--- WHAT TO WORK ON ---
Write each record again exactly as it stands.

--- MATERIAL FOR THIS EXERCISE ---
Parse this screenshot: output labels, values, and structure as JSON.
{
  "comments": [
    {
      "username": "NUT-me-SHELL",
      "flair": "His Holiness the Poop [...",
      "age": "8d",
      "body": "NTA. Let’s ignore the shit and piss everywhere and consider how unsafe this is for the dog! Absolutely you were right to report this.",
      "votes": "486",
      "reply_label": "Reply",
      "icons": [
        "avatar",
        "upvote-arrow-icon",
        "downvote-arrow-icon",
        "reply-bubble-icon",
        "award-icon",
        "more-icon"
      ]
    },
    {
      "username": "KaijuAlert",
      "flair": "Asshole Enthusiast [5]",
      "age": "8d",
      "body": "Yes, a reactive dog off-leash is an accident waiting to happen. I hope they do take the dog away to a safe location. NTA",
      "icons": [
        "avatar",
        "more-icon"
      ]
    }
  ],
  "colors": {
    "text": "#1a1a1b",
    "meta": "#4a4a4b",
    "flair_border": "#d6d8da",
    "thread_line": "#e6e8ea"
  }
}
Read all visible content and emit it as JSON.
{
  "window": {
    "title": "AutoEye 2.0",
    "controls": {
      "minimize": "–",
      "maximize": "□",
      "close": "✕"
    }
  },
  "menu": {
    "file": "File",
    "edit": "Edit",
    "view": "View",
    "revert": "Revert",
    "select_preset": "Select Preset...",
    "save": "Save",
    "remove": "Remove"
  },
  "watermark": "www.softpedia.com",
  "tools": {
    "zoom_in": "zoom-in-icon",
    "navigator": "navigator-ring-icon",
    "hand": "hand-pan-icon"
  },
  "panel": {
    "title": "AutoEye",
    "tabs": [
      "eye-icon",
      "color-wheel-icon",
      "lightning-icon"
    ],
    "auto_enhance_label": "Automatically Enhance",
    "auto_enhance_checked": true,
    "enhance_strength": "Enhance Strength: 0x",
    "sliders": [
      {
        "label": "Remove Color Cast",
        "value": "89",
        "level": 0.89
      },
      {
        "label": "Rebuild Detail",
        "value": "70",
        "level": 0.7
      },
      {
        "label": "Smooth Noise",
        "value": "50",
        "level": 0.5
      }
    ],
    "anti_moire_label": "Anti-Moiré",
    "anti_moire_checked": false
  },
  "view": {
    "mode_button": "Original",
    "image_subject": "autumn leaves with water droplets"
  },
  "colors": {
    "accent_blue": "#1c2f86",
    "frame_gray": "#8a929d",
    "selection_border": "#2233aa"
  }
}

--- RESPONSE ---
Parse this screenshot: output labels, values, and structure as JSON.
{
  "comments": [
    {
      "username": "NUT-me-SHELL",
      "flair": "His Holiness the Poop [...",
      "age": "8d",
      "body": "NTA. Let’s ignore the shit and piss everywhere and consider how unsafe this is for the dog! Absolutely you were right to report this.",
      "votes": "486",
      "reply_label": "Reply",
      "icons": [
        "avatar",
        "upvote-arrow-icon",
        "downvote-arrow-icon",
        "reply-bubble-icon",
        "award-icon",
        "more-icon"
      ]
    },
    {
      "username": "KaijuAlert",
      "flair": "Asshole Enthusiast [5]",
      "age": "8d",
      "body": "Yes, a reactive dog off-leash is an accident waiting to happen. I hope they do take the dog away to a safe location. NTA",
      "icons": [
        "avatar",
        "more-icon"
      ]
    }
  ],
  "colors": {
    "text": "#1a1a1b",
    "meta": "#4a4a4b",
    "flair_border": "#d6d8da",
    "thread_line": "#e6e8ea"
  }
}
Read all visible content and emit it as JSON.
{
  "window": {
    "title": "AutoEye 2.0",
    "controls": {
      "minimize": "–",
      "maximize": "□",
      "close": "✕"
    }
  },
  "menu": {
    "file": "File",
    "edit": "Edit",
    "view": "View",
    "revert": "Revert",
    "select_preset": "Select Preset...",
    "save": "Save",
    "remove": "Remove"
  },
  "watermark": "www.softpedia.com",
  "tools": {
    "zoom_in": "zoom-in-icon",
    "navigator": "navigator-ring-icon",
    "hand": "hand-pan-icon"
  },
  "panel": {
    "title": "AutoEye",
    "tabs": [
      "eye-icon",
      "color-wheel-icon",
      "lightning-icon"
    ],
    "auto_enhance_label": "Automatically Enhance",
    "auto_enhance_checked": true,
    "enhance_strength": "Enhance Strength: 0x",
    "sliders": [
      {
        "label": "Remove Color Cast",
        "value": "89",
        "level": 0.89
      },
      {
        "label": "Rebuild Detail",
        "value": "70",
        "level": 0.7
      },
      {
        "label": "Smooth Noise",
        "value": "50",
        "level": 0.5
      }
    ],
    "anti_moire_label": "Anti-Moiré",
    "anti_moire_checked": false
  },
  "view": {
    "mode_button": "Original",
    "image_subject": "autumn leaves with water droplets"
  },
  "colors": {
    "accent_blue": "#1c2f86",
    "frame_gray": "#8a929d",
    "selection_border": "#2233aa"
  }
}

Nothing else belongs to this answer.